- [PROBLEM TO WORK ON]
Copy all of the records below verbatim.

- [SUPPLIED DATA]
[Begin]
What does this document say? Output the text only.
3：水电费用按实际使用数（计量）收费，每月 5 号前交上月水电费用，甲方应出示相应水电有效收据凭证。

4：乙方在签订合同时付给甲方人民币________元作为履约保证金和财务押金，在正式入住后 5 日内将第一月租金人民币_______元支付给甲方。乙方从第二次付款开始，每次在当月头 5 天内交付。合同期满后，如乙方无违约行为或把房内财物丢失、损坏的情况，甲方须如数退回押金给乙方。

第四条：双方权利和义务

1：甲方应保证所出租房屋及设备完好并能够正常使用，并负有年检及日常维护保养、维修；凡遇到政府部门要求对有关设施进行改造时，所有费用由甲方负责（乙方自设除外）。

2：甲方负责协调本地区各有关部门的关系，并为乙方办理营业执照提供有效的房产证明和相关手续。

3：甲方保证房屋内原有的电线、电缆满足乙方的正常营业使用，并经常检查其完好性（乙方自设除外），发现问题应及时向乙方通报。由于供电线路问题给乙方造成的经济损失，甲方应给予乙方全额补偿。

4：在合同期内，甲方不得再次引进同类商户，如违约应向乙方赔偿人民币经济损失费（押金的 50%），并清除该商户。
[End]
- [OUTPUT]
What does this document say? Output the text only.
3：水电费用按实际使用数（计量）收费，每月 5 号前交上月水电费用，甲方应出示相应水电有效收据凭证。

4：乙方在签订合同时付给甲方人民币________元作为履约保证金和财务押金，在正式入住后 5 日内将第一月租金人民币_______元支付给甲方。乙方从第二次付款开始，每次在当月头 5 天内交付。合同期满后，如乙方无违约行为或把房内财物丢失、损坏的情况，甲方须如数退回押金给乙方。

第四条：双方权利和义务

1：甲方应保证所出租房屋及设备完好并能够正常使用，并负有年检及日常维护保养、维修；凡遇到政府部门要求对有关设施进行改造时，所有费用由甲方负责（乙方自设除外）。

2：甲方负责协调本地区各有关部门的关系，并为乙方办理营业执照提供有效的房产证明和相关手续。

3：甲方保证房屋内原有的电线、电缆满足乙方的正常营业使用，并经常检查其完好性（乙方自设除外），发现问题应及时向乙方通报。由于供电线路问题给乙方造成的经济损失，甲方应给予乙方全额补偿。

4：在合同期内，甲方不得再次引进同类商户，如违约应向乙方赔偿人民币经济损失费（押金的 50%），并清除该商户。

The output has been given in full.